The records that follow must be repeated verbatim, every one of them.

(Stored records)
§ §

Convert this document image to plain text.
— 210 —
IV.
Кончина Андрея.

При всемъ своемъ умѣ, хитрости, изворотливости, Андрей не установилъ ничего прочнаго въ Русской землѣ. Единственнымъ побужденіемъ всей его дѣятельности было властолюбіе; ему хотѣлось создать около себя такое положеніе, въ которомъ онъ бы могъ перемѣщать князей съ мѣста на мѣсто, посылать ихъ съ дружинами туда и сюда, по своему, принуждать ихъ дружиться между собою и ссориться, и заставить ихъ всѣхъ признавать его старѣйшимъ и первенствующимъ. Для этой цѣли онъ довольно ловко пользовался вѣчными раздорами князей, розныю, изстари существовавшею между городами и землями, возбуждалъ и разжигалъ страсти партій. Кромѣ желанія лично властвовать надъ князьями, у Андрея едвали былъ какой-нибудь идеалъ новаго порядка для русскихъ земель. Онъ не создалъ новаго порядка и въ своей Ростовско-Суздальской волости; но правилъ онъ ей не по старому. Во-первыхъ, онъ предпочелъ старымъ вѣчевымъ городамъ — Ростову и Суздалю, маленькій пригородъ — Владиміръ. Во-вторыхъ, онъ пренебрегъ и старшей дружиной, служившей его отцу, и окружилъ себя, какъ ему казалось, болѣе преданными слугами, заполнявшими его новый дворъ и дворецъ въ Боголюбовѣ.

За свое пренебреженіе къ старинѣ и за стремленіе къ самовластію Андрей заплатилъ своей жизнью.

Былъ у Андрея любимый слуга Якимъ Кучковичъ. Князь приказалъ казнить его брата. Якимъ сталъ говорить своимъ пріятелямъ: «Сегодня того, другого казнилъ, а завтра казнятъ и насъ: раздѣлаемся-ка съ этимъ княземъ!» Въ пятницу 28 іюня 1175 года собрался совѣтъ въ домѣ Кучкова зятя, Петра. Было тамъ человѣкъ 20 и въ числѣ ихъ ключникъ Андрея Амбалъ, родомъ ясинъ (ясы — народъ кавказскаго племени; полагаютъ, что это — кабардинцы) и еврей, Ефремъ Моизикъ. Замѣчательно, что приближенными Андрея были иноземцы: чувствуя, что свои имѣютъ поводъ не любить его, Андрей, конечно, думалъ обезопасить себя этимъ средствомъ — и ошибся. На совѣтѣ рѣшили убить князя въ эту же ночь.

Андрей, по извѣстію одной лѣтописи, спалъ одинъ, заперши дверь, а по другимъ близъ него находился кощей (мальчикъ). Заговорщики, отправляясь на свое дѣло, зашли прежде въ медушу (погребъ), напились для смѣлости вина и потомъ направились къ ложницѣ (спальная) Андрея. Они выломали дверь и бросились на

§ §

▶ [FULL RESPONSE]:
Convert this document image to plain text.
— 210 —
IV.
Кончина Андрея.

При всемъ своемъ умѣ, хитрости, изворотливости, Андрей не установилъ ничего прочнаго въ Русской землѣ. Единственнымъ побужденіемъ всей его дѣятельности было властолюбіе; ему хотѣлось создать около себя такое положеніе, въ которомъ онъ бы могъ перемѣщать князей съ мѣста на мѣсто, посылать ихъ съ дружинами туда и сюда, по своему, принуждать ихъ дружиться между собою и ссориться, и заставить ихъ всѣхъ признавать его старѣйшимъ и первенствующимъ. Для этой цѣли онъ довольно ловко пользовался вѣчными раздорами князей, розныю, изстари существовавшею между городами и землями, возбуждалъ и разжигалъ страсти партій. Кромѣ желанія лично властвовать надъ князьями, у Андрея едвали былъ какой-нибудь идеалъ новаго порядка для русскихъ земель. Онъ не создалъ новаго порядка и въ своей Ростовско-Суздальской волости; но правилъ онъ ей не по старому. Во-первыхъ, онъ предпочелъ старымъ вѣчевымъ городамъ — Ростову и Суздалю, маленькій пригородъ — Владиміръ. Во-вторыхъ, онъ пренебрегъ и старшей дружиной, служившей его отцу, и окружилъ себя, какъ ему казалось, болѣе преданными слугами, заполнявшими его новый дворъ и дворецъ въ Боголюбовѣ.

За свое пренебреженіе къ старинѣ и за стремленіе къ самовластію Андрей заплатилъ своей жизнью.

Былъ у Андрея любимый слуга Якимъ Кучковичъ. Князь приказалъ казнить его брата. Якимъ сталъ говорить своимъ пріятелямъ: «Сегодня того, другого казнилъ, а завтра казнятъ и насъ: раздѣлаемся-ка съ этимъ княземъ!» Въ пятницу 28 іюня 1175 года собрался совѣтъ въ домѣ Кучкова зятя, Петра. Было тамъ человѣкъ 20 и въ числѣ ихъ ключникъ Андрея Амбалъ, родомъ ясинъ (ясы — народъ кавказскаго племени; полагаютъ, что это — кабардинцы) и еврей, Ефремъ Моизикъ. Замѣчательно, что приближенными Андрея были иноземцы: чувствуя, что свои имѣютъ поводъ не любить его, Андрей, конечно, думалъ обезопасить себя этимъ средствомъ — и ошибся. На совѣтѣ рѣшили убить князя въ эту же ночь.

Андрей, по извѣстію одной лѣтописи, спалъ одинъ, заперши дверь, а по другимъ близъ него находился кощей (мальчикъ). Заговорщики, отправляясь на свое дѣло, зашли прежде въ медушу (погребъ), напились для смѣлости вина и потомъ направились къ ложницѣ (спальная) Андрея. Они выломали дверь и бросились на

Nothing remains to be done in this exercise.